Locate every line in the records below that contains the word "options", and copy each one.

Data items
<<<<
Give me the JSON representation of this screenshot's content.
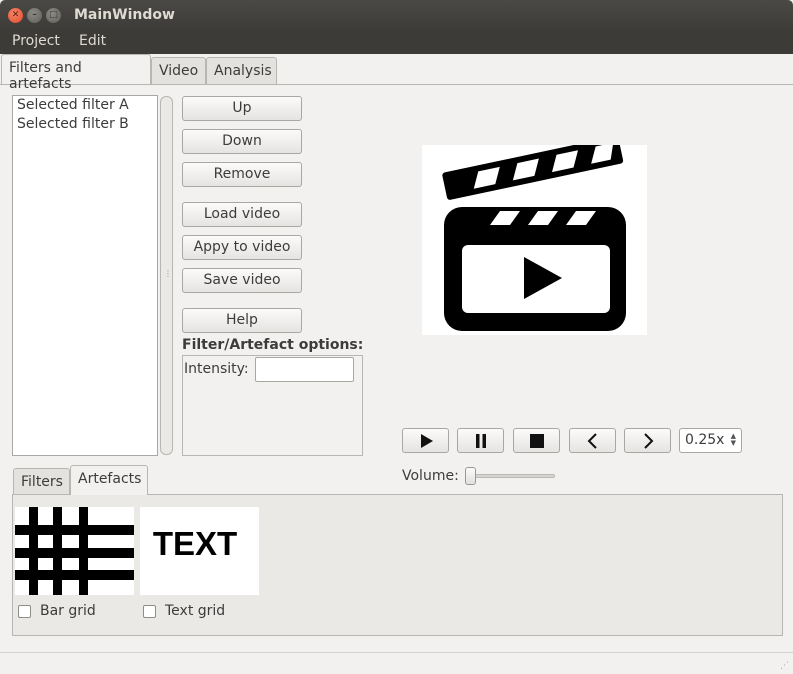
{
  "window": {
    "title": "MainWindow"
  },
  "menu": {
    "items": [
      "Project",
      "Edit"
    ]
  },
  "main_tabs": [
    "Filters and artefacts",
    "Video",
    "Analysis"
  ],
  "selected_filters": [
    "Selected filter A",
    "Selected filter B"
  ],
  "buttons": {
    "up": "Up",
    "down": "Down",
    "remove": "Remove",
    "load_video": "Load video",
    "apply_to_video": "Appy to video",
    "save_video": "Save video",
    "help": "Help"
  },
  "options": {
    "title": "Filter/Artefact options:",
    "intensity_label": "Intensity:",
    "intensity_value": ""
  },
  "playback": {
    "speed": "0.25x",
    "volume_label": "Volume:",
    "volume_level": 0
  },
  "bottom_tabs": [
    "Filters",
    "Artefacts"
  ],
  "artefacts": [
    {
      "label": "Bar grid",
      "checked": false
    },
    {
      "label": "Text grid",
      "checked": false,
      "thumb_text": "TEXT"
    }
  ]
}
>>>>
- [TASK RESULT]:
  "options": {
    "title": "Filter/Artefact options:",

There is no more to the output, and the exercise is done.